Pictures appear in the records below; write out everything else exactly.
**** Data rows
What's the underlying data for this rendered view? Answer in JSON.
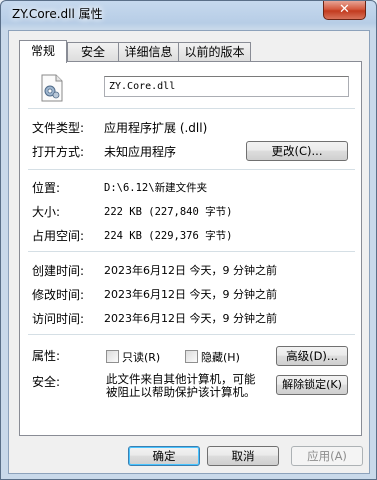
{
  "window": {
    "title": "ZY.Core.dll 属性",
    "close_label": "✕"
  },
  "tabs": [
    {
      "label": "常规",
      "active": true
    },
    {
      "label": "安全",
      "active": false
    },
    {
      "label": "详细信息",
      "active": false
    },
    {
      "label": "以前的版本",
      "active": false
    }
  ],
  "general": {
    "file_name": "ZY.Core.dll",
    "file_type_label": "文件类型:",
    "file_type_value": "应用程序扩展 (.dll)",
    "open_with_label": "打开方式:",
    "open_with_value": "未知应用程序",
    "change_button": "更改(C)...",
    "location_label": "位置:",
    "location_value": "D:\\6.12\\新建文件夹",
    "size_label": "大小:",
    "size_value": "222 KB (227,840 字节)",
    "size_on_disk_label": "占用空间:",
    "size_on_disk_value": "224 KB (229,376 字节)",
    "created_label": "创建时间:",
    "created_value": "2023年6月12日 今天，9 分钟之前",
    "modified_label": "修改时间:",
    "modified_value": "2023年6月12日 今天，9 分钟之前",
    "accessed_label": "访问时间:",
    "accessed_value": "2023年6月12日 今天，9 分钟之前",
    "attributes_label": "属性:",
    "readonly_label": "只读(R)",
    "hidden_label": "隐藏(H)",
    "advanced_button": "高级(D)...",
    "security_label": "安全:",
    "security_text": "此文件来自其他计算机，可能被阻止以帮助保护该计算机。",
    "unblock_button": "解除锁定(K)"
  },
  "footer": {
    "ok_button": "确定",
    "cancel_button": "取消",
    "apply_button": "应用(A)"
  }
}
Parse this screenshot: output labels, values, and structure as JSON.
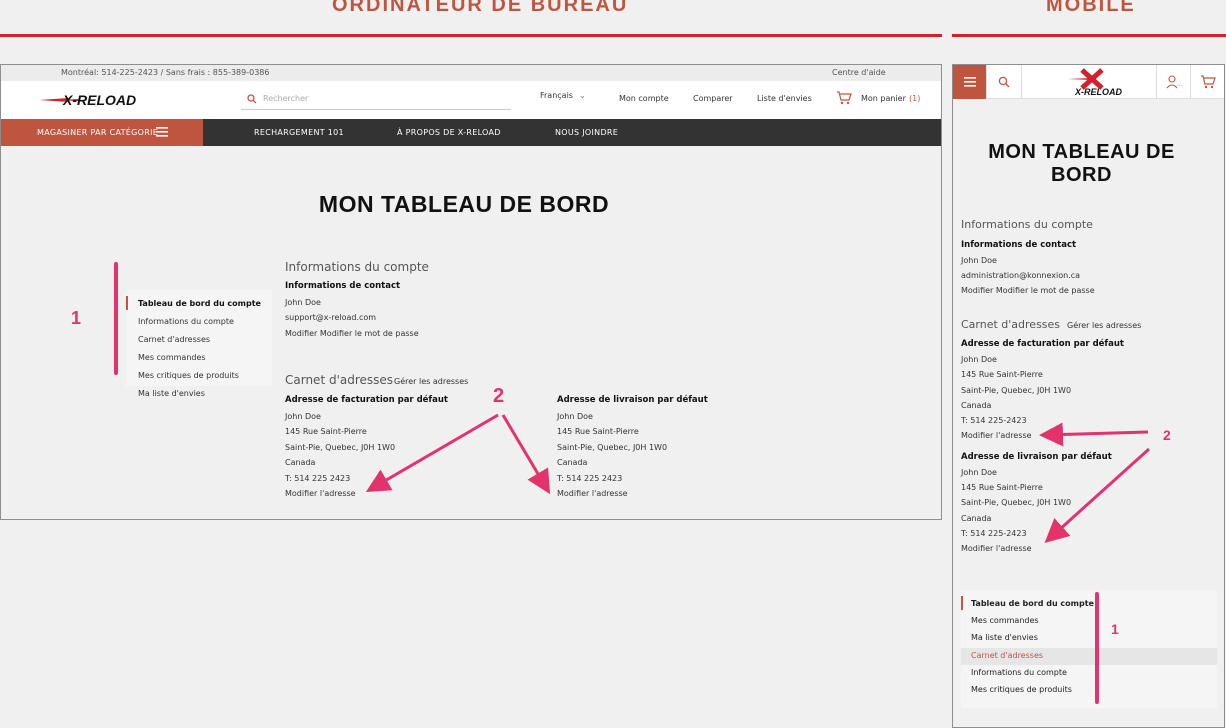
{
  "sections": {
    "desktop_title": "ORDINATEUR DE BUREAU",
    "mobile_title": "MOBILE"
  },
  "desktop": {
    "topbar": {
      "phones": "Montréal: 514-225-2423 / Sans frais : 855-389-0386",
      "help": "Centre d'aide"
    },
    "logo": "X-RELOAD",
    "search_placeholder": "Rechercher",
    "header_links": {
      "language": "Français",
      "account": "Mon compte",
      "compare": "Comparer",
      "wishlist": "Liste d'envies",
      "cart": "Mon panier",
      "cart_count": "(1)"
    },
    "nav": {
      "shop_by_category": "MAGASINER PAR CATÉGORIE",
      "items": [
        "RECHARGEMENT 101",
        "À PROPOS DE X-RELOAD",
        "NOUS JOINDRE"
      ]
    },
    "page_title": "MON TABLEAU DE BORD",
    "sidebar": [
      "Tableau de bord du compte",
      "Informations du compte",
      "Carnet d'adresses",
      "Mes commandes",
      "Mes critiques de produits",
      "Ma liste d'envies"
    ],
    "account_info": {
      "title": "Informations du compte",
      "contact_title": "Informations de contact",
      "name": "John Doe",
      "email": "support@x-reload.com",
      "actions": "Modifier Modifier le mot de passe"
    },
    "address_book": {
      "title": "Carnet d'adresses",
      "manage": "Gérer les adresses",
      "billing": {
        "title": "Adresse de facturation par défaut",
        "lines": [
          "John Doe",
          "145 Rue Saint-Pierre",
          "Saint-Pie, Quebec, J0H 1W0",
          "Canada",
          "T: 514 225 2423"
        ],
        "edit": "Modifier l'adresse"
      },
      "shipping": {
        "title": "Adresse de livraison par défaut",
        "lines": [
          "John Doe",
          "145 Rue Saint-Pierre",
          "Saint-Pie, Quebec, J0H 1W0",
          "Canada",
          "T: 514 225 2423"
        ],
        "edit": "Modifier l'adresse"
      }
    },
    "annotations": {
      "one": "1",
      "two": "2"
    }
  },
  "mobile": {
    "logo": "X-RELOAD",
    "page_title_line1": "MON TABLEAU DE",
    "page_title_line2": "BORD",
    "account_info": {
      "title": "Informations du compte",
      "contact_title": "Informations de contact",
      "name": "John Doe",
      "email": "administration@konnexion.ca",
      "actions": "Modifier Modifier le mot de passe"
    },
    "address_book": {
      "title": "Carnet d'adresses",
      "manage": "Gérer les adresses",
      "billing": {
        "title": "Adresse de facturation par défaut",
        "lines": [
          "John Doe",
          "145 Rue Saint-Pierre",
          "Saint-Pie, Quebec, J0H 1W0",
          "Canada",
          "T: 514 225-2423"
        ],
        "edit": "Modifier l'adresse"
      },
      "shipping": {
        "title": "Adresse de livraison par défaut",
        "lines": [
          "John Doe",
          "145 Rue Saint-Pierre",
          "Saint-Pie, Quebec, J0H 1W0",
          "Canada",
          "T: 514 225-2423"
        ],
        "edit": "Modifier l'adresse"
      }
    },
    "menu": [
      "Tableau de bord du compte",
      "Mes commandes",
      "Ma liste d'envies",
      "Carnet d'adresses",
      "Informations du compte",
      "Mes critiques de produits"
    ],
    "annotations": {
      "one": "1",
      "two": "2"
    }
  },
  "colors": {
    "accent": "#c0553f",
    "red_line": "#d3202a",
    "annotation": "#e2336b",
    "nav_dark": "#333333"
  }
}
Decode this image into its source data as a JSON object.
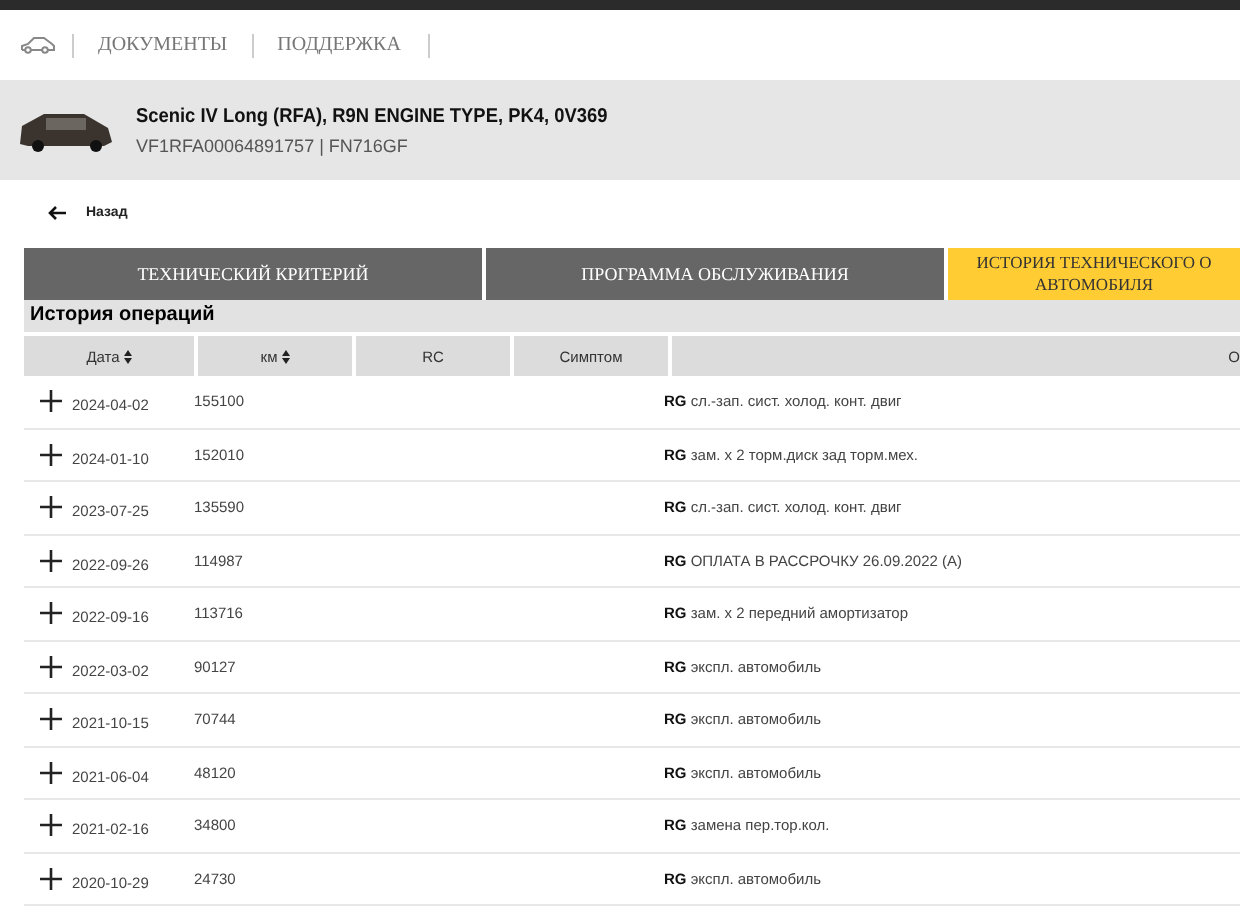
{
  "nav": {
    "items": [
      "ДОКУМЕНТЫ",
      "ПОДДЕРЖКА"
    ]
  },
  "vehicle": {
    "title": "Scenic IV Long (RFA), R9N ENGINE TYPE, PK4, 0V369",
    "subtitle": "VF1RFA00064891757 | FN716GF"
  },
  "back": "Назад",
  "tabs": [
    {
      "lines": [
        "ТЕХНИЧЕСКИЙ КРИТЕРИЙ"
      ],
      "selected": false
    },
    {
      "lines": [
        "ПРОГРАММА ОБСЛУЖИВАНИЯ"
      ],
      "selected": false
    },
    {
      "lines": [
        "ИСТОРИЯ ТЕХНИЧЕСКОГО О",
        "АВТОМОБИЛЯ"
      ],
      "selected": true
    }
  ],
  "section_title": "История операций",
  "table": {
    "columns": [
      {
        "label": "Дата",
        "sortable": true
      },
      {
        "label": "км",
        "sortable": true
      },
      {
        "label": "RC",
        "sortable": false
      },
      {
        "label": "Симптом",
        "sortable": false
      },
      {
        "label": "О",
        "sortable": false
      }
    ],
    "rows": [
      {
        "date": "2024-04-02",
        "km": "155100",
        "operation": "**RG** сл.-зап. сист. холод. конт. двиг"
      },
      {
        "date": "2024-01-10",
        "km": "152010",
        "operation": "**RG** зам. x 2 торм.диск зад торм.мех."
      },
      {
        "date": "2023-07-25",
        "km": "135590",
        "operation": "**RG** сл.-зап. сист. холод. конт. двиг"
      },
      {
        "date": "2022-09-26",
        "km": "114987",
        "operation": "**RG** ОПЛАТА В РАССРОЧКУ 26.09.2022 (A)"
      },
      {
        "date": "2022-09-16",
        "km": "113716",
        "operation": "**RG** зам. x 2 передний амортизатор"
      },
      {
        "date": "2022-03-02",
        "km": "90127",
        "operation": "**RG** экспл. автомобиль"
      },
      {
        "date": "2021-10-15",
        "km": "70744",
        "operation": "**RG** экспл. автомобиль"
      },
      {
        "date": "2021-06-04",
        "km": "48120",
        "operation": "**RG** экспл. автомобиль"
      },
      {
        "date": "2021-02-16",
        "km": "34800",
        "operation": "**RG** замена пер.тор.кол."
      },
      {
        "date": "2020-10-29",
        "km": "24730",
        "operation": "**RG** экспл. автомобиль"
      }
    ]
  }
}
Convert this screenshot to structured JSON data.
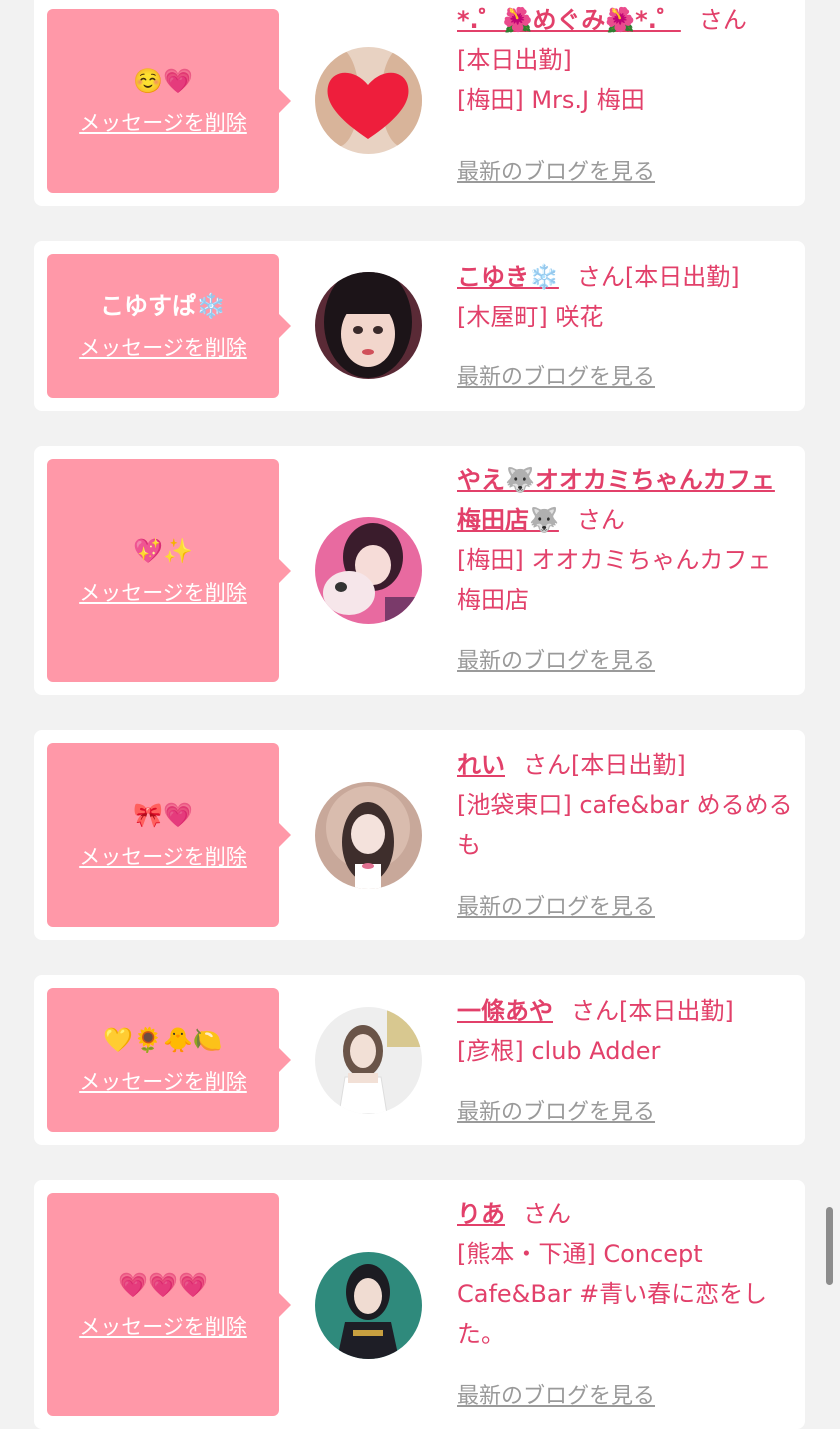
********
-- Written solution --
What's the underlying data for this rendered view? Answer in JSON.
{
  "window": {
    "title": "ZY.Core.dll 属性",
    "close_label": "✕"
  },
  "tabs": [
    {
      "label": "常规",
      "active": true
    },
    {
      "label": "安全",
      "active": false
    },
    {
      "label": "详细信息",
      "active": false
    },
    {
      "label": "以前的版本",
      "active": false
    }
  ],
  "general": {
    "file_name": "ZY.Core.dll",
    "file_type_label": "文件类型:",
    "file_type_value": "应用程序扩展 (.dll)",
    "open_with_label": "打开方式:",
    "open_with_value": "未知应用程序",
    "change_button": "更改(C)...",
    "location_label": "位置:",
    "location_value": "D:\\6.12\\新建文件夹",
    "size_label": "大小:",
    "size_value": "222 KB (227,840 字节)",
    "size_on_disk_label": "占用空间:",
    "size_on_disk_value": "224 KB (229,376 字节)",
    "created_label": "创建时间:",
    "created_value": "2023年6月12日 今天，9 分钟之前",
    "modified_label": "修改时间:",
    "modified_value": "2023年6月12日 今天，9 分钟之前",
    "accessed_label": "访问时间:",
    "accessed_value": "2023年6月12日 今天，9 分钟之前",
    "attributes_label": "属性:",
    "readonly_label": "只读(R)",
    "hidden_label": "隐藏(H)",
    "advanced_button": "高级(D)...",
    "security_label": "安全:",
    "security_text": "此文件来自其他计算机，可能被阻止以帮助保护该计算机。",
    "unblock_button": "解除锁定(K)"
  },
  "footer": {
    "ok_button": "确定",
    "cancel_button": "取消",
    "apply_button": "应用(A)"
  }
}
Parse this screenshot: output labels, values, and structure as JSON.
{
  "sections": {
    "desktop_title": "ORDINATEUR DE BUREAU",
    "mobile_title": "MOBILE"
  },
  "desktop": {
    "topbar": {
      "phones": "Montréal: 514-225-2423 / Sans frais : 855-389-0386",
      "help": "Centre d'aide"
    },
    "logo": "X-RELOAD",
    "search_placeholder": "Rechercher",
    "header_links": {
      "language": "Français",
      "account": "Mon compte",
      "compare": "Comparer",
      "wishlist": "Liste d'envies",
      "cart": "Mon panier",
      "cart_count": "(1)"
    },
    "nav": {
      "shop_by_category": "MAGASINER PAR CATÉGORIE",
      "items": [
        "RECHARGEMENT 101",
        "À PROPOS DE X-RELOAD",
        "NOUS JOINDRE"
      ]
    },
    "page_title": "MON TABLEAU DE BORD",
    "sidebar": [
      "Tableau de bord du compte",
      "Informations du compte",
      "Carnet d'adresses",
      "Mes commandes",
      "Mes critiques de produits",
      "Ma liste d'envies"
    ],
    "account_info": {
      "title": "Informations du compte",
      "contact_title": "Informations de contact",
      "name": "John Doe",
      "email": "support@x-reload.com",
      "actions": "Modifier Modifier le mot de passe"
    },
    "address_book": {
      "title": "Carnet d'adresses",
      "manage": "Gérer les adresses",
      "billing": {
        "title": "Adresse de facturation par défaut",
        "lines": [
          "John Doe",
          "145 Rue Saint-Pierre",
          "Saint-Pie, Quebec, J0H 1W0",
          "Canada",
          "T: 514 225 2423"
        ],
        "edit": "Modifier l'adresse"
      },
      "shipping": {
        "title": "Adresse de livraison par défaut",
        "lines": [
          "John Doe",
          "145 Rue Saint-Pierre",
          "Saint-Pie, Quebec, J0H 1W0",
          "Canada",
          "T: 514 225 2423"
        ],
        "edit": "Modifier l'adresse"
      }
    },
    "annotations": {
      "one": "1",
      "two": "2"
    }
  },
  "mobile": {
    "logo": "X-RELOAD",
    "page_title_line1": "MON TABLEAU DE",
    "page_title_line2": "BORD",
    "account_info": {
      "title": "Informations du compte",
      "contact_title": "Informations de contact",
      "name": "John Doe",
      "email": "administration@konnexion.ca",
      "actions": "Modifier Modifier le mot de passe"
    },
    "address_book": {
      "title": "Carnet d'adresses",
      "manage": "Gérer les adresses",
      "billing": {
        "title": "Adresse de facturation par défaut",
        "lines": [
          "John Doe",
          "145 Rue Saint-Pierre",
          "Saint-Pie, Quebec, J0H 1W0",
          "Canada",
          "T: 514 225-2423"
        ],
        "edit": "Modifier l'adresse"
      },
      "shipping": {
        "title": "Adresse de livraison par défaut",
        "lines": [
          "John Doe",
          "145 Rue Saint-Pierre",
          "Saint-Pie, Quebec, J0H 1W0",
          "Canada",
          "T: 514 225-2423"
        ],
        "edit": "Modifier l'adresse"
      }
    },
    "menu": [
      "Tableau de bord du compte",
      "Mes commandes",
      "Ma liste d'envies",
      "Carnet d'adresses",
      "Informations du compte",
      "Mes critiques de produits"
    ],
    "annotations": {
      "one": "1",
      "two": "2"
    }
  },
  "colors": {
    "accent": "#c0553f",
    "red_line": "#d3202a",
    "annotation": "#e2336b",
    "nav_dark": "#333333"
  }
}
Decode this image into its source data as a JSON object.
{
  "nav": {
    "items": [
      "ДОКУМЕНТЫ",
      "ПОДДЕРЖКА"
    ]
  },
  "vehicle": {
    "title": "Scenic IV Long (RFA), R9N ENGINE TYPE, PK4, 0V369",
    "subtitle": "VF1RFA00064891757 | FN716GF"
  },
  "back": "Назад",
  "tabs": [
    {
      "lines": [
        "ТЕХНИЧЕСКИЙ КРИТЕРИЙ"
      ],
      "selected": false
    },
    {
      "lines": [
        "ПРОГРАММА ОБСЛУЖИВАНИЯ"
      ],
      "selected": false
    },
    {
      "lines": [
        "ИСТОРИЯ ТЕХНИЧЕСКОГО О",
        "АВТОМОБИЛЯ"
      ],
      "selected": true
    }
  ],
  "section_title": "История операций",
  "table": {
    "columns": [
      {
        "label": "Дата",
        "sortable": true
      },
      {
        "label": "км",
        "sortable": true
      },
      {
        "label": "RC",
        "sortable": false
      },
      {
        "label": "Симптом",
        "sortable": false
      },
      {
        "label": "О",
        "sortable": false
      }
    ],
    "rows": [
      {
        "date": "2024-04-02",
        "km": "155100",
        "operation": "**RG** сл.-зап. сист. холод. конт. двиг"
      },
      {
        "date": "2024-01-10",
        "km": "152010",
        "operation": "**RG** зам. x 2 торм.диск зад торм.мех."
      },
      {
        "date": "2023-07-25",
        "km": "135590",
        "operation": "**RG** сл.-зап. сист. холод. конт. двиг"
      },
      {
        "date": "2022-09-26",
        "km": "114987",
        "operation": "**RG** ОПЛАТА В РАССРОЧКУ 26.09.2022 (A)"
      },
      {
        "date": "2022-09-16",
        "km": "113716",
        "operation": "**RG** зам. x 2 передний амортизатор"
      },
      {
        "date": "2022-03-02",
        "km": "90127",
        "operation": "**RG** экспл. автомобиль"
      },
      {
        "date": "2021-10-15",
        "km": "70744",
        "operation": "**RG** экспл. автомобиль"
      },
      {
        "date": "2021-06-04",
        "km": "48120",
        "operation": "**RG** экспл. автомобиль"
      },
      {
        "date": "2021-02-16",
        "km": "34800",
        "operation": "**RG** замена пер.тор.кол."
      },
      {
        "date": "2020-10-29",
        "km": "24730",
        "operation": "**RG** экспл. автомобиль"
      }
    ]
  }
}
Convert this screenshot to structured JSON data.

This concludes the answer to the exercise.